▶ **What you need to do**
Your answer should be a single number: the count of lines that include "color".

▶ **Excerpted data**
· · ·
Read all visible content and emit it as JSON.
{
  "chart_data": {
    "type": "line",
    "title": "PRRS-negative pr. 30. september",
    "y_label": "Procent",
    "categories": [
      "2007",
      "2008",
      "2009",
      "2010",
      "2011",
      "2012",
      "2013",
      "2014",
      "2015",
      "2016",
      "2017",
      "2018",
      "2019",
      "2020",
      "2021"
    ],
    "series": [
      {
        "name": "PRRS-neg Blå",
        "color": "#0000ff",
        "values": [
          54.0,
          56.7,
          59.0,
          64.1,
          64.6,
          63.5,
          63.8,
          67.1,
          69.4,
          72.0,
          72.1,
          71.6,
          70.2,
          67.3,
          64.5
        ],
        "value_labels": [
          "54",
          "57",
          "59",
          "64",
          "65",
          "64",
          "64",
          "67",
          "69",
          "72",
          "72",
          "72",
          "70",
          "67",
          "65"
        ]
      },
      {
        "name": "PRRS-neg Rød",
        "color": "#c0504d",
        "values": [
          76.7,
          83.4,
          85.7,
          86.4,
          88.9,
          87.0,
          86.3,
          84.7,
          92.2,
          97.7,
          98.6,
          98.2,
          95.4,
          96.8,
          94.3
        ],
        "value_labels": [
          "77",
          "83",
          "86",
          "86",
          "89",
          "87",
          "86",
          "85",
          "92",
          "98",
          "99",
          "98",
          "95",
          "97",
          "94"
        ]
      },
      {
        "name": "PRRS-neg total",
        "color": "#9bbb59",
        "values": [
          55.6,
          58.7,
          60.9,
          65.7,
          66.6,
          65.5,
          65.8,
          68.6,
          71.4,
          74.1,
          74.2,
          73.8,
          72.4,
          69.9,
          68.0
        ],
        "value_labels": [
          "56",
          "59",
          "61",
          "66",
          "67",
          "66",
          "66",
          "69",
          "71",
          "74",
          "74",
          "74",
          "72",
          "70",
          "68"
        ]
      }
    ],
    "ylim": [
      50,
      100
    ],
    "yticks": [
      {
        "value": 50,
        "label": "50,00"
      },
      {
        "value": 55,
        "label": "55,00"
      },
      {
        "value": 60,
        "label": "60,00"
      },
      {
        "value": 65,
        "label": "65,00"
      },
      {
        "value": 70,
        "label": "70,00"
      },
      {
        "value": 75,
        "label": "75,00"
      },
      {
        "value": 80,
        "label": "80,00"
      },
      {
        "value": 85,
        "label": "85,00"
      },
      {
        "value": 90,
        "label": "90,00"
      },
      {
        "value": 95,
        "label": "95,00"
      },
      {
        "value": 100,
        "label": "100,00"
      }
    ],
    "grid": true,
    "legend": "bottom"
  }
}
· · ·
▶ **Answer**
3